- Source data:

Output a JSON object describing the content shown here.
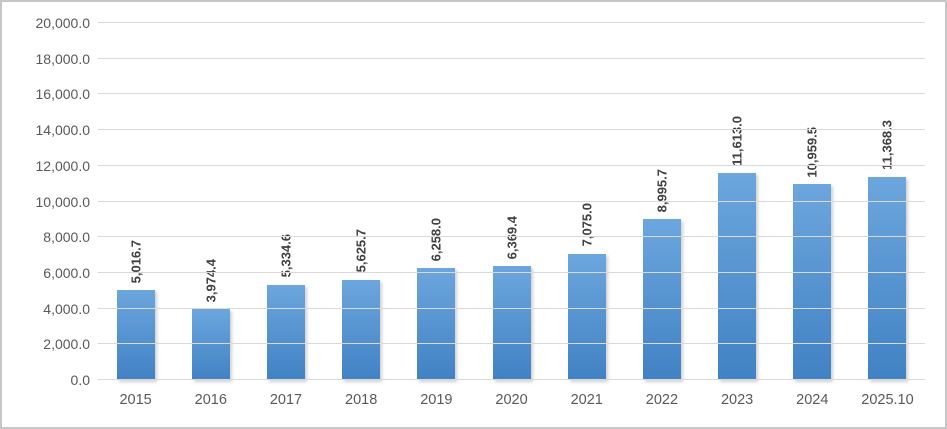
{
  "chart_data": {
    "type": "bar",
    "title": "",
    "categories": [
      "2015",
      "2016",
      "2017",
      "2018",
      "2019",
      "2020",
      "2021",
      "2022",
      "2023",
      "2024",
      "2025.10"
    ],
    "values": [
      5016.7,
      3974.4,
      5334.6,
      5625.7,
      6258.0,
      6369.4,
      7075.0,
      8995.7,
      11613.0,
      10959.5,
      11368.3
    ],
    "value_labels": [
      "5,016.7",
      "3,974.4",
      "5,334.6",
      "5,625.7",
      "6,258.0",
      "6,369.4",
      "7,075.0",
      "8,995.7",
      "11,613.0",
      "10,959.5",
      "11,368.3"
    ],
    "ylim": [
      0,
      20000
    ],
    "ytick_step": 2000,
    "ytick_labels": [
      "0.0",
      "2,000.0",
      "4,000.0",
      "6,000.0",
      "8,000.0",
      "10,000.0",
      "12,000.0",
      "14,000.0",
      "16,000.0",
      "18,000.0",
      "20,000.0"
    ],
    "grid": true,
    "legend": false,
    "colors": {
      "bar_gradient_top": "#6ca6dd",
      "bar_gradient_bottom": "#4182c4",
      "gridline": "#d9d9d9",
      "value_label_text": "#404040",
      "axis_text": "#595959",
      "frame_border": "#c6c6c6",
      "background": "#ffffff"
    }
  }
}
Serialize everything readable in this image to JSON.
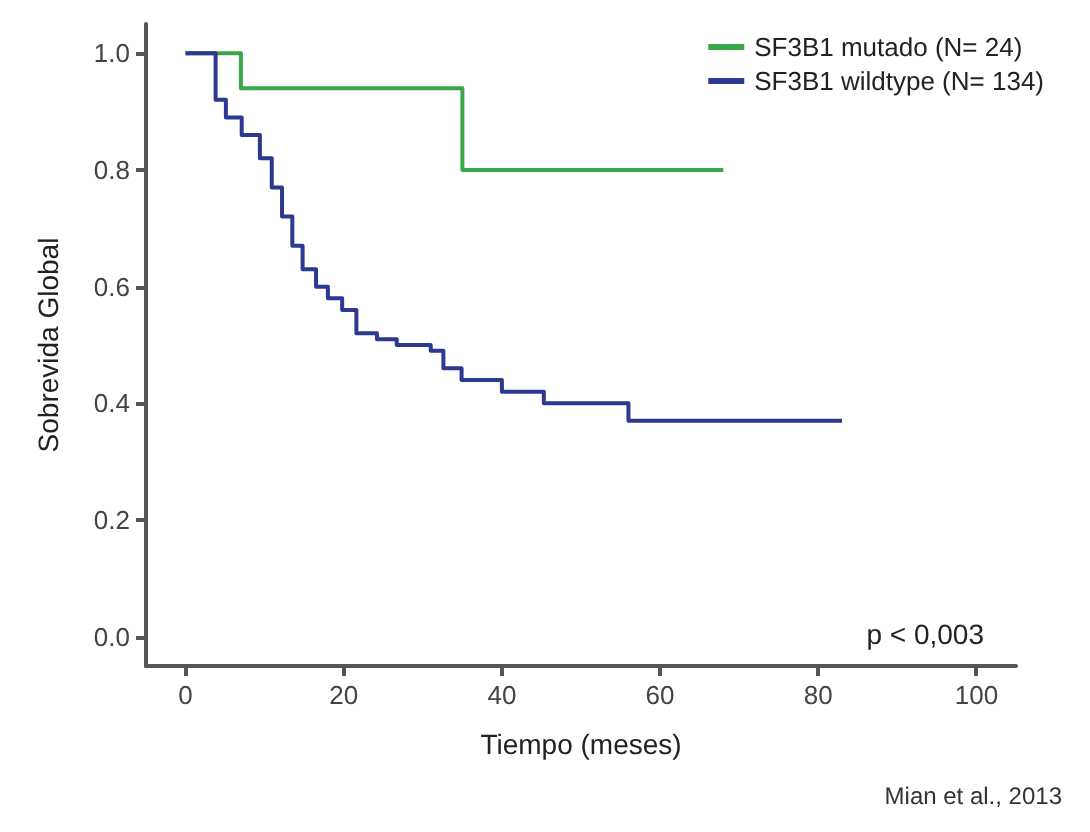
{
  "chart_data": {
    "type": "step",
    "xlabel": "Tiempo (meses)",
    "ylabel": "Sobrevida Global",
    "xlim": [
      -5,
      105
    ],
    "xticks": [
      0,
      20,
      40,
      60,
      80,
      100
    ],
    "ylim": [
      -0.05,
      1.05
    ],
    "yticks": [
      {
        "value": 0,
        "label": "0.0"
      },
      0.2,
      0.4,
      0.6,
      0.8,
      {
        "value": 1,
        "label": "1.0"
      }
    ],
    "grid": false,
    "legend": "top right",
    "marker": "none",
    "line_style": "solid",
    "series": [
      {
        "name": "SF3B1 mutado (N= 24)",
        "color": "#3aa64a",
        "x": [
          0,
          7,
          35,
          68
        ],
        "values": [
          1.0,
          0.94,
          0.8,
          0.8
        ]
      },
      {
        "name": "SF3B1 wildtype (N= 134)",
        "color": "#2b3990",
        "x": [
          0,
          0.4,
          3.8,
          5.1,
          7.1,
          9.4,
          10.9,
          12.2,
          13.5,
          14.8,
          16.5,
          18,
          19.8,
          21.6,
          24.2,
          26.7,
          31,
          32.6,
          34.9,
          40,
          45.3,
          56,
          83
        ],
        "values": [
          1.0,
          1.0,
          0.92,
          0.89,
          0.86,
          0.82,
          0.77,
          0.72,
          0.67,
          0.63,
          0.6,
          0.58,
          0.56,
          0.52,
          0.51,
          0.5,
          0.49,
          0.46,
          0.44,
          0.42,
          0.4,
          0.37,
          0.37
        ]
      }
    ],
    "annotations": [
      "p < 0,003",
      "Mian et al., 2013"
    ]
  }
}
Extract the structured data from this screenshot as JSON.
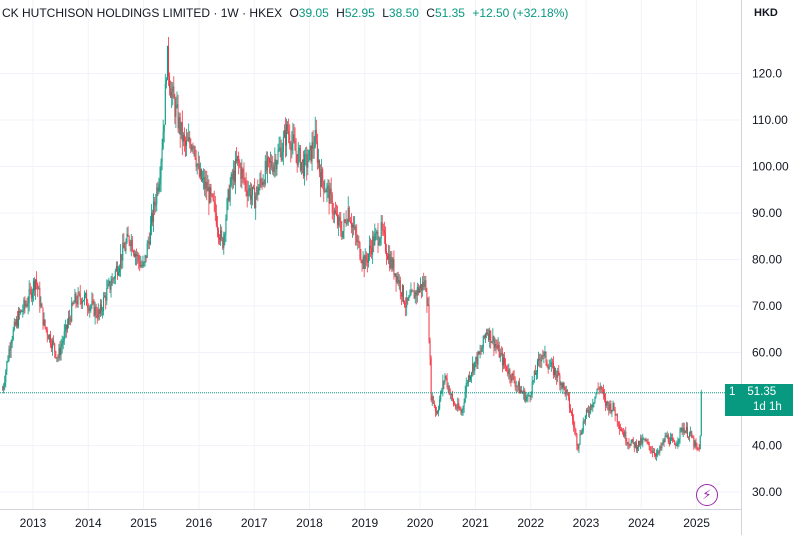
{
  "header": {
    "title": "CK HUTCHISON HOLDINGS LIMITED",
    "interval": "1W",
    "exchange": "HKEX",
    "open_label": "O",
    "open": "39.05",
    "high_label": "H",
    "high": "52.95",
    "low_label": "L",
    "low": "38.50",
    "close_label": "C",
    "close": "51.35",
    "change": "+12.50 (+32.18%)"
  },
  "currency": "HKD",
  "price_tag": {
    "symbol_index": "1",
    "price": "51.35",
    "countdown": "1d 1h"
  },
  "colors": {
    "up": "#089981",
    "down": "#f23645",
    "grid": "#f0f3fa",
    "price_line": "#089981",
    "tag": "#089981",
    "bolt": "#9c27b0"
  },
  "icons": {
    "flash": "lightning-bolt-icon"
  },
  "chart_data": {
    "type": "candlestick",
    "x_unit": "year",
    "ylim": [
      25,
      132
    ],
    "y_ticks": [
      "30.00",
      "40.00",
      "50.00",
      "60.00",
      "70.00",
      "80.00",
      "90.00",
      "100.00",
      "110.00",
      "120.0"
    ],
    "y_tick_values": [
      30,
      40,
      50,
      60,
      70,
      80,
      90,
      100,
      110,
      120
    ],
    "x_ticks": [
      "2013",
      "2014",
      "2015",
      "2016",
      "2017",
      "2018",
      "2019",
      "2020",
      "2021",
      "2022",
      "2023",
      "2024",
      "2025"
    ],
    "last_price": 51.35,
    "grid": true,
    "price_path": [
      [
        2012.45,
        52
      ],
      [
        2012.6,
        63
      ],
      [
        2012.75,
        68
      ],
      [
        2012.9,
        71
      ],
      [
        2013.05,
        76
      ],
      [
        2013.2,
        66
      ],
      [
        2013.35,
        62
      ],
      [
        2013.45,
        59
      ],
      [
        2013.6,
        65
      ],
      [
        2013.75,
        71
      ],
      [
        2013.9,
        72
      ],
      [
        2014.05,
        70
      ],
      [
        2014.2,
        68
      ],
      [
        2014.3,
        72
      ],
      [
        2014.45,
        76
      ],
      [
        2014.6,
        81
      ],
      [
        2014.75,
        85
      ],
      [
        2014.9,
        80
      ],
      [
        2015.0,
        78
      ],
      [
        2015.1,
        85
      ],
      [
        2015.2,
        92
      ],
      [
        2015.3,
        100
      ],
      [
        2015.38,
        112
      ],
      [
        2015.42,
        124
      ],
      [
        2015.5,
        116
      ],
      [
        2015.6,
        111
      ],
      [
        2015.75,
        104
      ],
      [
        2015.9,
        106
      ],
      [
        2016.0,
        98
      ],
      [
        2016.15,
        95
      ],
      [
        2016.3,
        90
      ],
      [
        2016.42,
        83
      ],
      [
        2016.55,
        95
      ],
      [
        2016.7,
        101
      ],
      [
        2016.85,
        96
      ],
      [
        2017.0,
        93
      ],
      [
        2017.2,
        99
      ],
      [
        2017.35,
        101
      ],
      [
        2017.5,
        104
      ],
      [
        2017.6,
        108
      ],
      [
        2017.75,
        103
      ],
      [
        2017.9,
        100
      ],
      [
        2018.0,
        102
      ],
      [
        2018.1,
        106
      ],
      [
        2018.2,
        98
      ],
      [
        2018.35,
        94
      ],
      [
        2018.5,
        88
      ],
      [
        2018.6,
        86
      ],
      [
        2018.7,
        91
      ],
      [
        2018.85,
        84
      ],
      [
        2019.0,
        79
      ],
      [
        2019.15,
        84
      ],
      [
        2019.3,
        86
      ],
      [
        2019.45,
        80
      ],
      [
        2019.6,
        76
      ],
      [
        2019.75,
        70
      ],
      [
        2019.85,
        72
      ],
      [
        2020.0,
        74
      ],
      [
        2020.1,
        75
      ],
      [
        2020.15,
        68
      ],
      [
        2020.2,
        51
      ],
      [
        2020.3,
        47
      ],
      [
        2020.45,
        55
      ],
      [
        2020.6,
        49
      ],
      [
        2020.75,
        47
      ],
      [
        2020.85,
        54
      ],
      [
        2020.95,
        57
      ],
      [
        2021.1,
        60
      ],
      [
        2021.2,
        65
      ],
      [
        2021.35,
        62
      ],
      [
        2021.5,
        58
      ],
      [
        2021.65,
        55
      ],
      [
        2021.8,
        52
      ],
      [
        2021.95,
        50
      ],
      [
        2022.1,
        56
      ],
      [
        2022.2,
        60
      ],
      [
        2022.35,
        57
      ],
      [
        2022.5,
        55
      ],
      [
        2022.65,
        51
      ],
      [
        2022.75,
        46
      ],
      [
        2022.85,
        40
      ],
      [
        2022.95,
        45
      ],
      [
        2023.1,
        49
      ],
      [
        2023.25,
        53
      ],
      [
        2023.35,
        49
      ],
      [
        2023.5,
        48
      ],
      [
        2023.62,
        44
      ],
      [
        2023.75,
        41
      ],
      [
        2023.9,
        40
      ],
      [
        2024.05,
        41
      ],
      [
        2024.2,
        39
      ],
      [
        2024.3,
        38
      ],
      [
        2024.45,
        42
      ],
      [
        2024.6,
        40
      ],
      [
        2024.75,
        44
      ],
      [
        2024.9,
        42
      ],
      [
        2025.0,
        39
      ],
      [
        2025.05,
        39
      ],
      [
        2025.1,
        51.35
      ]
    ]
  }
}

- Problem to solve: Using the records above, copy every line that has the word "name" in it.

- Task response:
        "name": "SF3B1 mutado (N= 24)",
        "name": "SF3B1 wildtype (N= 134)",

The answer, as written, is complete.